▶ **AIM OF THE TASK**
For each line that holds "годы", copy the line out.

▶ **DATASET RECORDS**

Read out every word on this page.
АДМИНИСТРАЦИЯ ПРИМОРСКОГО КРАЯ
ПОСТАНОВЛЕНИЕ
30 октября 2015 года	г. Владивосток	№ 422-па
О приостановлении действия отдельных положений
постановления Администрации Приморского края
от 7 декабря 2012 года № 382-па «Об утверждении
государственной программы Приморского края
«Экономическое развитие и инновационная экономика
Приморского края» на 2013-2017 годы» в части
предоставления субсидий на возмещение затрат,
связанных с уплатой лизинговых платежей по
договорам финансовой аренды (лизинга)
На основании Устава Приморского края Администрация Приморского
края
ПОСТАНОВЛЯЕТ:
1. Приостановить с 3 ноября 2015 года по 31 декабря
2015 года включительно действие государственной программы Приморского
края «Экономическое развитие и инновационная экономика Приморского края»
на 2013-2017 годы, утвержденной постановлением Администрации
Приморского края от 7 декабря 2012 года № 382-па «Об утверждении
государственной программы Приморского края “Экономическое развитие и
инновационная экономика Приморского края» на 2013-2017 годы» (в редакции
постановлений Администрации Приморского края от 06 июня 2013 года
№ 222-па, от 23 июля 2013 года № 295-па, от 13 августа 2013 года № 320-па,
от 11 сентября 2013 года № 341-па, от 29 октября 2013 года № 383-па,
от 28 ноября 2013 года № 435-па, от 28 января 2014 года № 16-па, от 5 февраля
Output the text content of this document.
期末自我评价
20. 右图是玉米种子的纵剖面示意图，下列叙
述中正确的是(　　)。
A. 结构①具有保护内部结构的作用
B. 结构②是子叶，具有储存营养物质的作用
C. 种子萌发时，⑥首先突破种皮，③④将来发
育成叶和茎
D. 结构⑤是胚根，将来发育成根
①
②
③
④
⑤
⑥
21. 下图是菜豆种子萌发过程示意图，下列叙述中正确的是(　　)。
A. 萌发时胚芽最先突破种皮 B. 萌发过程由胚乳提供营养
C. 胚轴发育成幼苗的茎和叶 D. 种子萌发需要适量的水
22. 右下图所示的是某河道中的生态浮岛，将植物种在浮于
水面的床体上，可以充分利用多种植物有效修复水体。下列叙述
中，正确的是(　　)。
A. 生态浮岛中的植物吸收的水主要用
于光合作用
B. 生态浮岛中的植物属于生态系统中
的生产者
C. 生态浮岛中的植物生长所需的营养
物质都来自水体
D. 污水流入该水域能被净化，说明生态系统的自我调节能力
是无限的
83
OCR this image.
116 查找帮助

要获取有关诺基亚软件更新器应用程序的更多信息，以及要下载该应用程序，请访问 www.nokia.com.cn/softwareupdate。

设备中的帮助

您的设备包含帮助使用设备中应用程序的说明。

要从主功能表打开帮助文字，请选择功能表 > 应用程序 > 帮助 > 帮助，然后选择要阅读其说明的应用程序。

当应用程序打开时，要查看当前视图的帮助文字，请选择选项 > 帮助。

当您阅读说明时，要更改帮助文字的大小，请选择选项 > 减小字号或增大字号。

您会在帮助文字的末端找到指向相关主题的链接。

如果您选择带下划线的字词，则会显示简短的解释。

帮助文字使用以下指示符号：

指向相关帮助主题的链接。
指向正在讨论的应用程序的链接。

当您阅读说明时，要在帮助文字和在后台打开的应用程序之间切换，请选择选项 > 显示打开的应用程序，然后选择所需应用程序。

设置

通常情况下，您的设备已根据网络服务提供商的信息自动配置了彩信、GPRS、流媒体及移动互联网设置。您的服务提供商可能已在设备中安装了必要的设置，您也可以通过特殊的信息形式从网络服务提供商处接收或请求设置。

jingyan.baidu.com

▶ **THE RESPONSE**
Приморского края» на 2013-2017 годы» в части
на 2013-2017 годы, утвержденной постановлением Администрации
инновационная экономика Приморского края» на 2013-2017 годы» (в редакции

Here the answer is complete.